***** Given data

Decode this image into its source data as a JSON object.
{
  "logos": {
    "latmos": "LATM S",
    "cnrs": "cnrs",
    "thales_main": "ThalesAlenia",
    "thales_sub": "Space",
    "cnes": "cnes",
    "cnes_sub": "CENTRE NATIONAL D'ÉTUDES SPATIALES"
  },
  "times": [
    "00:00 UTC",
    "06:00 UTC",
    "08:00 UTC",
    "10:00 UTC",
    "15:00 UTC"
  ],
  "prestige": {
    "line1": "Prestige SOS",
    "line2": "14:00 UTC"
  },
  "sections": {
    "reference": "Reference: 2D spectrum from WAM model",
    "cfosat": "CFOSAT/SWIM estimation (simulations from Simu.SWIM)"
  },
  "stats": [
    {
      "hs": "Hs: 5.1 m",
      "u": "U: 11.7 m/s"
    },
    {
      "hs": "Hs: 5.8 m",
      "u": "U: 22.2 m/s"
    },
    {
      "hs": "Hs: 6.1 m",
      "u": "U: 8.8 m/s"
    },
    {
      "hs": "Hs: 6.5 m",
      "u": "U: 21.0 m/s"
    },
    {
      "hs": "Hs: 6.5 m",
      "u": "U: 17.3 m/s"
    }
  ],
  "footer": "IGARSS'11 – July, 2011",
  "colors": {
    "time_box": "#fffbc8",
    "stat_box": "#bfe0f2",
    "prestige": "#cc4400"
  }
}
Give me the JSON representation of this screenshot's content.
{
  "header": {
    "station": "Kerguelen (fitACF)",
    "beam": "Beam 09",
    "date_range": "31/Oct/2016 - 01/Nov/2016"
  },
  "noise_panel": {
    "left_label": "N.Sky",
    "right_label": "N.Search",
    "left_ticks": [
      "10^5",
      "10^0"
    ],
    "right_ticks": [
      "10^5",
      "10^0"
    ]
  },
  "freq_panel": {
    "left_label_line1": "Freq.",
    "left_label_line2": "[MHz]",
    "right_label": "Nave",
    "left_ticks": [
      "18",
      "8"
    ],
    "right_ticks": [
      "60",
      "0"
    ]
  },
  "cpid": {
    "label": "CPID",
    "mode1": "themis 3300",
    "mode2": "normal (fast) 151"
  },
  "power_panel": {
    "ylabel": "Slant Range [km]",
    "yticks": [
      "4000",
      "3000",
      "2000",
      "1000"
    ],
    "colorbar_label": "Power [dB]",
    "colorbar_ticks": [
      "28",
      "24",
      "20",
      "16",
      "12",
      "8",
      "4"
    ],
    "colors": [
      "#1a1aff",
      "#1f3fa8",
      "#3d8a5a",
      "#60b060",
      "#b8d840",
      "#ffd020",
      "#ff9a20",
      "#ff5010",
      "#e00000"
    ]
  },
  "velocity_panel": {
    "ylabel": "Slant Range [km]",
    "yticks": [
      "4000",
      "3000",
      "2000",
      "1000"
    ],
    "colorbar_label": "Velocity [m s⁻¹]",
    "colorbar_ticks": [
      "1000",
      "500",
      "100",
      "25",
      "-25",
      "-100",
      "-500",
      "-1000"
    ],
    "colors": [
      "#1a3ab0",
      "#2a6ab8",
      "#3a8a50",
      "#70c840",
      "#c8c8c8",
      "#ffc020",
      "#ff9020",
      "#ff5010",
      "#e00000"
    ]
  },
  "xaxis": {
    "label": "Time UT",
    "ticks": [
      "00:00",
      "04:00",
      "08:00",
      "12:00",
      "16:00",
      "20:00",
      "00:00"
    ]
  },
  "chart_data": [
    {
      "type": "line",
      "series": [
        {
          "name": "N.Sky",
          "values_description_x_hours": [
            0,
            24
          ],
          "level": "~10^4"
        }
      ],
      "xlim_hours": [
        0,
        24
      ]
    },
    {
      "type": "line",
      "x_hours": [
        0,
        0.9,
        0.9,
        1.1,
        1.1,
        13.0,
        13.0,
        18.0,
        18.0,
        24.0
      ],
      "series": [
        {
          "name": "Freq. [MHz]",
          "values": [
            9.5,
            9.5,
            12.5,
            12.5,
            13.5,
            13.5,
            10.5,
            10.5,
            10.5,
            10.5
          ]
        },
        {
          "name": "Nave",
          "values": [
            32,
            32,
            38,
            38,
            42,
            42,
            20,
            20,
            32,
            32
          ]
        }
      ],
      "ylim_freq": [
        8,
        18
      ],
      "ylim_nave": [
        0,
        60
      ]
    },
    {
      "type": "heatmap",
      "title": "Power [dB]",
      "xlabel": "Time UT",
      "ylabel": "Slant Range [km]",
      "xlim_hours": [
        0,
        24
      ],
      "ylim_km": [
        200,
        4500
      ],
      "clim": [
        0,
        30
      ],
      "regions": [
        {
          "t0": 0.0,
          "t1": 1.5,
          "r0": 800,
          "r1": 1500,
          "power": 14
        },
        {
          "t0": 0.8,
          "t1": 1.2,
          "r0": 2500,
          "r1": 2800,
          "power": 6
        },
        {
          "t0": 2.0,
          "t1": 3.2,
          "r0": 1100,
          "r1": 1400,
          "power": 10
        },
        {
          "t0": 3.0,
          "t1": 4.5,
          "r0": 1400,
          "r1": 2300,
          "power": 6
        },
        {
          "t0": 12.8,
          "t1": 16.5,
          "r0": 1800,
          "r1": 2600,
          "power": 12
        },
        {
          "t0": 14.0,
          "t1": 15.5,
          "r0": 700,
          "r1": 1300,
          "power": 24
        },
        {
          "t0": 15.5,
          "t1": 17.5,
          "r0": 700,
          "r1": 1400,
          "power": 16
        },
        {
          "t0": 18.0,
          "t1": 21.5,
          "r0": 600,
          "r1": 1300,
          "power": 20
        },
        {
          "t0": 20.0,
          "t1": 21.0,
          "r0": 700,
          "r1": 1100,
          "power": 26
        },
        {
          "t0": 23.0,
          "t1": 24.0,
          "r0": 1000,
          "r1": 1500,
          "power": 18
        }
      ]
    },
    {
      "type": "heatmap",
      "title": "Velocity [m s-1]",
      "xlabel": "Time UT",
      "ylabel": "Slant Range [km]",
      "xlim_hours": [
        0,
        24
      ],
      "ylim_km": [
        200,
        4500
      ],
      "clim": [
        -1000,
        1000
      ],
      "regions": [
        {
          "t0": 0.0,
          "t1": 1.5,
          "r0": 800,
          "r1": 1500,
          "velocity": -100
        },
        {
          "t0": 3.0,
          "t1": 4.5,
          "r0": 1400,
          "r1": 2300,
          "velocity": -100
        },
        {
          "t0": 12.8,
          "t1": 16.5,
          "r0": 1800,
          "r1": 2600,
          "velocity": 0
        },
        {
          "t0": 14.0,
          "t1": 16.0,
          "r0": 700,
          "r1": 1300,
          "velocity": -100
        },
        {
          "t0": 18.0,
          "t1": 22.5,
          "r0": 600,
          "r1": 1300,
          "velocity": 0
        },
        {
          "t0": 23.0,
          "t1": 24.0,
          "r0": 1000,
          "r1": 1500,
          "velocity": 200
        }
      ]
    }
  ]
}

**********

- [Given exercise] The records above should be duplicated in full, exactly as given.

- [Output for this exercise]
Decode this image into its source data as a JSON object.
{
  "logos": {
    "latmos": "LATM S",
    "cnrs": "cnrs",
    "thales_main": "ThalesAlenia",
    "thales_sub": "Space",
    "cnes": "cnes",
    "cnes_sub": "CENTRE NATIONAL D'ÉTUDES SPATIALES"
  },
  "times": [
    "00:00 UTC",
    "06:00 UTC",
    "08:00 UTC",
    "10:00 UTC",
    "15:00 UTC"
  ],
  "prestige": {
    "line1": "Prestige SOS",
    "line2": "14:00 UTC"
  },
  "sections": {
    "reference": "Reference: 2D spectrum from WAM model",
    "cfosat": "CFOSAT/SWIM estimation (simulations from Simu.SWIM)"
  },
  "stats": [
    {
      "hs": "Hs: 5.1 m",
      "u": "U: 11.7 m/s"
    },
    {
      "hs": "Hs: 5.8 m",
      "u": "U: 22.2 m/s"
    },
    {
      "hs": "Hs: 6.1 m",
      "u": "U: 8.8 m/s"
    },
    {
      "hs": "Hs: 6.5 m",
      "u": "U: 21.0 m/s"
    },
    {
      "hs": "Hs: 6.5 m",
      "u": "U: 17.3 m/s"
    }
  ],
  "footer": "IGARSS'11 – July, 2011",
  "colors": {
    "time_box": "#fffbc8",
    "stat_box": "#bfe0f2",
    "prestige": "#cc4400"
  }
}
Give me the JSON representation of this screenshot's content.
{
  "header": {
    "station": "Kerguelen (fitACF)",
    "beam": "Beam 09",
    "date_range": "31/Oct/2016 - 01/Nov/2016"
  },
  "noise_panel": {
    "left_label": "N.Sky",
    "right_label": "N.Search",
    "left_ticks": [
      "10^5",
      "10^0"
    ],
    "right_ticks": [
      "10^5",
      "10^0"
    ]
  },
  "freq_panel": {
    "left_label_line1": "Freq.",
    "left_label_line2": "[MHz]",
    "right_label": "Nave",
    "left_ticks": [
      "18",
      "8"
    ],
    "right_ticks": [
      "60",
      "0"
    ]
  },
  "cpid": {
    "label": "CPID",
    "mode1": "themis 3300",
    "mode2": "normal (fast) 151"
  },
  "power_panel": {
    "ylabel": "Slant Range [km]",
    "yticks": [
      "4000",
      "3000",
      "2000",
      "1000"
    ],
    "colorbar_label": "Power [dB]",
    "colorbar_ticks": [
      "28",
      "24",
      "20",
      "16",
      "12",
      "8",
      "4"
    ],
    "colors": [
      "#1a1aff",
      "#1f3fa8",
      "#3d8a5a",
      "#60b060",
      "#b8d840",
      "#ffd020",
      "#ff9a20",
      "#ff5010",
      "#e00000"
    ]
  },
  "velocity_panel": {
    "ylabel": "Slant Range [km]",
    "yticks": [
      "4000",
      "3000",
      "2000",
      "1000"
    ],
    "colorbar_label": "Velocity [m s⁻¹]",
    "colorbar_ticks": [
      "1000",
      "500",
      "100",
      "25",
      "-25",
      "-100",
      "-500",
      "-1000"
    ],
    "colors": [
      "#1a3ab0",
      "#2a6ab8",
      "#3a8a50",
      "#70c840",
      "#c8c8c8",
      "#ffc020",
      "#ff9020",
      "#ff5010",
      "#e00000"
    ]
  },
  "xaxis": {
    "label": "Time UT",
    "ticks": [
      "00:00",
      "04:00",
      "08:00",
      "12:00",
      "16:00",
      "20:00",
      "00:00"
    ]
  },
  "chart_data": [
    {
      "type": "line",
      "series": [
        {
          "name": "N.Sky",
          "values_description_x_hours": [
            0,
            24
          ],
          "level": "~10^4"
        }
      ],
      "xlim_hours": [
        0,
        24
      ]
    },
    {
      "type": "line",
      "x_hours": [
        0,
        0.9,
        0.9,
        1.1,
        1.1,
        13.0,
        13.0,
        18.0,
        18.0,
        24.0
      ],
      "series": [
        {
          "name": "Freq. [MHz]",
          "values": [
            9.5,
            9.5,
            12.5,
            12.5,
            13.5,
            13.5,
            10.5,
            10.5,
            10.5,
            10.5
          ]
        },
        {
          "name": "Nave",
          "values": [
            32,
            32,
            38,
            38,
            42,
            42,
            20,
            20,
            32,
            32
          ]
        }
      ],
      "ylim_freq": [
        8,
        18
      ],
      "ylim_nave": [
        0,
        60
      ]
    },
    {
      "type": "heatmap",
      "title": "Power [dB]",
      "xlabel": "Time UT",
      "ylabel": "Slant Range [km]",
      "xlim_hours": [
        0,
        24
      ],
      "ylim_km": [
        200,
        4500
      ],
      "clim": [
        0,
        30
      ],
      "regions": [
        {
          "t0": 0.0,
          "t1": 1.5,
          "r0": 800,
          "r1": 1500,
          "power": 14
        },
        {
          "t0": 0.8,
          "t1": 1.2,
          "r0": 2500,
          "r1": 2800,
          "power": 6
        },
        {
          "t0": 2.0,
          "t1": 3.2,
          "r0": 1100,
          "r1": 1400,
          "power": 10
        },
        {
          "t0": 3.0,
          "t1": 4.5,
          "r0": 1400,
          "r1": 2300,
          "power": 6
        },
        {
          "t0": 12.8,
          "t1": 16.5,
          "r0": 1800,
          "r1": 2600,
          "power": 12
        },
        {
          "t0": 14.0,
          "t1": 15.5,
          "r0": 700,
          "r1": 1300,
          "power": 24
        },
        {
          "t0": 15.5,
          "t1": 17.5,
          "r0": 700,
          "r1": 1400,
          "power": 16
        },
        {
          "t0": 18.0,
          "t1": 21.5,
          "r0": 600,
          "r1": 1300,
          "power": 20
        },
        {
          "t0": 20.0,
          "t1": 21.0,
          "r0": 700,
          "r1": 1100,
          "power": 26
        },
        {
          "t0": 23.0,
          "t1": 24.0,
          "r0": 1000,
          "r1": 1500,
          "power": 18
        }
      ]
    },
    {
      "type": "heatmap",
      "title": "Velocity [m s-1]",
      "xlabel": "Time UT",
      "ylabel": "Slant Range [km]",
      "xlim_hours": [
        0,
        24
      ],
      "ylim_km": [
        200,
        4500
      ],
      "clim": [
        -1000,
        1000
      ],
      "regions": [
        {
          "t0": 0.0,
          "t1": 1.5,
          "r0": 800,
          "r1": 1500,
          "velocity": -100
        },
        {
          "t0": 3.0,
          "t1": 4.5,
          "r0": 1400,
          "r1": 2300,
          "velocity": -100
        },
        {
          "t0": 12.8,
          "t1": 16.5,
          "r0": 1800,
          "r1": 2600,
          "velocity": 0
        },
        {
          "t0": 14.0,
          "t1": 16.0,
          "r0": 700,
          "r1": 1300,
          "velocity": -100
        },
        {
          "t0": 18.0,
          "t1": 22.5,
          "r0": 600,
          "r1": 1300,
          "velocity": 0
        },
        {
          "t0": 23.0,
          "t1": 24.0,
          "r0": 1000,
          "r1": 1500,
          "velocity": 200
        }
      ]
    }
  ]
}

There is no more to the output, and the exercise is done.